● **What you have to do**:
Supply the number of lines in the listing below in which the word "Skudai" occurs, and nothing else.

* * * * * * * * *

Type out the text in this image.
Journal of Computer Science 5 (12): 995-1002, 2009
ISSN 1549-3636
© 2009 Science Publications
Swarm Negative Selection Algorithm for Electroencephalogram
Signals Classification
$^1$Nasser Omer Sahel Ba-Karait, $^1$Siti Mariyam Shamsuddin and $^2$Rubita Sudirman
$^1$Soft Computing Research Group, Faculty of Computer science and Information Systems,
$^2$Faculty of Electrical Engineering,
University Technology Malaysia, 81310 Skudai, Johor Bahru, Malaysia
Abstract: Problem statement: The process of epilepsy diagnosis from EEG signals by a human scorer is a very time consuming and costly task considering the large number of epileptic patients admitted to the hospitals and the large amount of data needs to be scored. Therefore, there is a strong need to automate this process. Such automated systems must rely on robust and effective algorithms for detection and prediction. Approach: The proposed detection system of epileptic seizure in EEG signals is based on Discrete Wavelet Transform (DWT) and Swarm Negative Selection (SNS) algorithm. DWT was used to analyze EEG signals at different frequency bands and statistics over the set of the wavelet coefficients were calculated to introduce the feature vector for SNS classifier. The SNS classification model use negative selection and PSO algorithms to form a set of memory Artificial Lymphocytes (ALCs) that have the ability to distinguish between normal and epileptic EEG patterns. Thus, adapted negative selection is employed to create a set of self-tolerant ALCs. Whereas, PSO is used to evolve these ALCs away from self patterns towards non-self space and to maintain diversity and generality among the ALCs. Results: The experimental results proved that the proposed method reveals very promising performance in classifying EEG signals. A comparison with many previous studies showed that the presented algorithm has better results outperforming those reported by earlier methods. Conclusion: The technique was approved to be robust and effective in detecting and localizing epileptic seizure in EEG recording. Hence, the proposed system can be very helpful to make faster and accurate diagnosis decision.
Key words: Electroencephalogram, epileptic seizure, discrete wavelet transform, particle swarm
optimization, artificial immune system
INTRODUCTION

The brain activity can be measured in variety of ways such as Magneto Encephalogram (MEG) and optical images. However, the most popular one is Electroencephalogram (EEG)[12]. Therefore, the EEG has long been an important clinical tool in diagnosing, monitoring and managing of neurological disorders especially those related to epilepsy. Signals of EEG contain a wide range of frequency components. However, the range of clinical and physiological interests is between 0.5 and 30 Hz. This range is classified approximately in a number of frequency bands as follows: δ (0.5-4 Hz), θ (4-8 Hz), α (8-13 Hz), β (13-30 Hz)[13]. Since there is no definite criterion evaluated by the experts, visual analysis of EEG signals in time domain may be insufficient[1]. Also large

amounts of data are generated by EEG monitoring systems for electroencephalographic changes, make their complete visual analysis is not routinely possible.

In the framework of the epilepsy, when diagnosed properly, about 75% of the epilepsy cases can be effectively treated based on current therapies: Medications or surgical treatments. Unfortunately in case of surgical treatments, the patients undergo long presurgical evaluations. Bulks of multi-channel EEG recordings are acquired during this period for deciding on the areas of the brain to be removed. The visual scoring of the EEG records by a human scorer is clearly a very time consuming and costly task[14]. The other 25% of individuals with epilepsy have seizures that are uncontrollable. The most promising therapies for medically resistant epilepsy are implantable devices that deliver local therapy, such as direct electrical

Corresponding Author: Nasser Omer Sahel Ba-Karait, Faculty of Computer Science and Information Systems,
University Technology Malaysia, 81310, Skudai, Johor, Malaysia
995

* * * * * * * * *

● **Answer box**:
2